Dataset records:

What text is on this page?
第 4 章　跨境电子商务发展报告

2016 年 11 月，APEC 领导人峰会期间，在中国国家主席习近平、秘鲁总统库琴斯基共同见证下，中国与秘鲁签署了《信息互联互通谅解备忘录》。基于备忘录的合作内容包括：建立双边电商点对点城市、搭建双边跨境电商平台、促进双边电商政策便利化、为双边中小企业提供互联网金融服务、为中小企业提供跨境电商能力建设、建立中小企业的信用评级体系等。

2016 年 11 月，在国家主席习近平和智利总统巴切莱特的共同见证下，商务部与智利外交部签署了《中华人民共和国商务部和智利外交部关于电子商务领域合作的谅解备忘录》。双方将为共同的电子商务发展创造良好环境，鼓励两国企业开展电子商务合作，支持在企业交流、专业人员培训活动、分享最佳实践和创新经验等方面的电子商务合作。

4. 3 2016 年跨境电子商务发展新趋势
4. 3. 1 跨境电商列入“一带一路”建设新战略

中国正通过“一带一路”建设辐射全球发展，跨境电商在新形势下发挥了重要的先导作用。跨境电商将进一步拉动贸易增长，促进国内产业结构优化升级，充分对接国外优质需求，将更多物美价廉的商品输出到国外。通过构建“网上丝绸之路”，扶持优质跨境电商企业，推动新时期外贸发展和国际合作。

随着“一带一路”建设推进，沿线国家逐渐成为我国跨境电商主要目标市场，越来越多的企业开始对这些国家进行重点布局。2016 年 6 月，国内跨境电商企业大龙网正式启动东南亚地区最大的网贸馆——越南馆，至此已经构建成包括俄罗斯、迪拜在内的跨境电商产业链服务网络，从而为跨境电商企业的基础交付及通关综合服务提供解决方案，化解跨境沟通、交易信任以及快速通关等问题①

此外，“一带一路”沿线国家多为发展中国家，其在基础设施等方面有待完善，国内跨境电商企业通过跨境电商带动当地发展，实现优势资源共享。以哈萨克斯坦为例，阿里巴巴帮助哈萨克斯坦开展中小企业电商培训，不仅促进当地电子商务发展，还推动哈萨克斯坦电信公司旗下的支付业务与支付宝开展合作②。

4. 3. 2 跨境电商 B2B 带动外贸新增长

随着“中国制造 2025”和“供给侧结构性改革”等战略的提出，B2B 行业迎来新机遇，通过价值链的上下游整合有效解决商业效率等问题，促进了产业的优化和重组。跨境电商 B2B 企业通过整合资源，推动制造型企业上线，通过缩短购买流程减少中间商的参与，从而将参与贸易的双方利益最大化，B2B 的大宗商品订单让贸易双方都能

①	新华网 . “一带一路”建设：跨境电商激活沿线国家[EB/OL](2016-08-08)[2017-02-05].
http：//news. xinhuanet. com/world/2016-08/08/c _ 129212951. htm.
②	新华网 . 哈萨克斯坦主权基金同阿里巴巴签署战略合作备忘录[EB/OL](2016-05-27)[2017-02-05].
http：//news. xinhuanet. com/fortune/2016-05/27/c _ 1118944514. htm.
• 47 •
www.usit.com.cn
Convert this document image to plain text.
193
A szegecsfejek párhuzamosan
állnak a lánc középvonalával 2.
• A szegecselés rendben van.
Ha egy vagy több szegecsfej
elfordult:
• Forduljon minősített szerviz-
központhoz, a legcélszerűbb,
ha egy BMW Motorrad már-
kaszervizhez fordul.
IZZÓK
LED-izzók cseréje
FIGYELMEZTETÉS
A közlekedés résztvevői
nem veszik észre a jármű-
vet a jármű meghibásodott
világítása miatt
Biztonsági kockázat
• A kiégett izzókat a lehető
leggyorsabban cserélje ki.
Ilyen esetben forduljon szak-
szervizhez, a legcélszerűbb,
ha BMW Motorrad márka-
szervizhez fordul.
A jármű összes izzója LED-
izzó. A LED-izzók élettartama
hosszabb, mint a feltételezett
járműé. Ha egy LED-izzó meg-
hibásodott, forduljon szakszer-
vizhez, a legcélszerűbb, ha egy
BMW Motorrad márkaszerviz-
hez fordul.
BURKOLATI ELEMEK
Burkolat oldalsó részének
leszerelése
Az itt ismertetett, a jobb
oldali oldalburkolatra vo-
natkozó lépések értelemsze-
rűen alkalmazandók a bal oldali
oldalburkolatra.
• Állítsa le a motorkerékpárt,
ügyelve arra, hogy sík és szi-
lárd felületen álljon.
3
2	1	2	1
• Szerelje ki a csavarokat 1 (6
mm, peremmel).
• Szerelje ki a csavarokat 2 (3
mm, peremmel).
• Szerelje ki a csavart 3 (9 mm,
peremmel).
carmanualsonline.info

Goal: Write the whole listing out again. Keep every line exactly as it is.

Answer to this task:
What text is on this page?
第 4 章　跨境电子商务发展报告

2016 年 11 月，APEC 领导人峰会期间，在中国国家主席习近平、秘鲁总统库琴斯基共同见证下，中国与秘鲁签署了《信息互联互通谅解备忘录》。基于备忘录的合作内容包括：建立双边电商点对点城市、搭建双边跨境电商平台、促进双边电商政策便利化、为双边中小企业提供互联网金融服务、为中小企业提供跨境电商能力建设、建立中小企业的信用评级体系等。

2016 年 11 月，在国家主席习近平和智利总统巴切莱特的共同见证下，商务部与智利外交部签署了《中华人民共和国商务部和智利外交部关于电子商务领域合作的谅解备忘录》。双方将为共同的电子商务发展创造良好环境，鼓励两国企业开展电子商务合作，支持在企业交流、专业人员培训活动、分享最佳实践和创新经验等方面的电子商务合作。

4. 3 2016 年跨境电子商务发展新趋势
4. 3. 1 跨境电商列入“一带一路”建设新战略

中国正通过“一带一路”建设辐射全球发展，跨境电商在新形势下发挥了重要的先导作用。跨境电商将进一步拉动贸易增长，促进国内产业结构优化升级，充分对接国外优质需求，将更多物美价廉的商品输出到国外。通过构建“网上丝绸之路”，扶持优质跨境电商企业，推动新时期外贸发展和国际合作。

随着“一带一路”建设推进，沿线国家逐渐成为我国跨境电商主要目标市场，越来越多的企业开始对这些国家进行重点布局。2016 年 6 月，国内跨境电商企业大龙网正式启动东南亚地区最大的网贸馆——越南馆，至此已经构建成包括俄罗斯、迪拜在内的跨境电商产业链服务网络，从而为跨境电商企业的基础交付及通关综合服务提供解决方案，化解跨境沟通、交易信任以及快速通关等问题①

此外，“一带一路”沿线国家多为发展中国家，其在基础设施等方面有待完善，国内跨境电商企业通过跨境电商带动当地发展，实现优势资源共享。以哈萨克斯坦为例，阿里巴巴帮助哈萨克斯坦开展中小企业电商培训，不仅促进当地电子商务发展，还推动哈萨克斯坦电信公司旗下的支付业务与支付宝开展合作②。

4. 3. 2 跨境电商 B2B 带动外贸新增长

随着“中国制造 2025”和“供给侧结构性改革”等战略的提出，B2B 行业迎来新机遇，通过价值链的上下游整合有效解决商业效率等问题，促进了产业的优化和重组。跨境电商 B2B 企业通过整合资源，推动制造型企业上线，通过缩短购买流程减少中间商的参与，从而将参与贸易的双方利益最大化，B2B 的大宗商品订单让贸易双方都能

①	新华网 . “一带一路”建设：跨境电商激活沿线国家[EB/OL](2016-08-08)[2017-02-05].
http：//news. xinhuanet. com/world/2016-08/08/c _ 129212951. htm.
②	新华网 . 哈萨克斯坦主权基金同阿里巴巴签署战略合作备忘录[EB/OL](2016-05-27)[2017-02-05].
http：//news. xinhuanet. com/fortune/2016-05/27/c _ 1118944514. htm.
• 47 •
www.usit.com.cn
Convert this document image to plain text.
193
A szegecsfejek párhuzamosan
állnak a lánc középvonalával 2.
• A szegecselés rendben van.
Ha egy vagy több szegecsfej
elfordult:
• Forduljon minősített szerviz-
központhoz, a legcélszerűbb,
ha egy BMW Motorrad már-
kaszervizhez fordul.
IZZÓK
LED-izzók cseréje
FIGYELMEZTETÉS
A közlekedés résztvevői
nem veszik észre a jármű-
vet a jármű meghibásodott
világítása miatt
Biztonsági kockázat
• A kiégett izzókat a lehető
leggyorsabban cserélje ki.
Ilyen esetben forduljon szak-
szervizhez, a legcélszerűbb,
ha BMW Motorrad márka-
szervizhez fordul.
A jármű összes izzója LED-
izzó. A LED-izzók élettartama
hosszabb, mint a feltételezett
járműé. Ha egy LED-izzó meg-
hibásodott, forduljon szakszer-
vizhez, a legcélszerűbb, ha egy
BMW Motorrad márkaszerviz-
hez fordul.
BURKOLATI ELEMEK
Burkolat oldalsó részének
leszerelése
Az itt ismertetett, a jobb
oldali oldalburkolatra vo-
natkozó lépések értelemsze-
rűen alkalmazandók a bal oldali
oldalburkolatra.
• Állítsa le a motorkerékpárt,
ügyelve arra, hogy sík és szi-
lárd felületen álljon.
3
2	1	2	1
• Szerelje ki a csavarokat 1 (6
mm, peremmel).
• Szerelje ki a csavarokat 2 (3
mm, peremmel).
• Szerelje ki a csavart 3 (9 mm,
peremmel).
carmanualsonline.info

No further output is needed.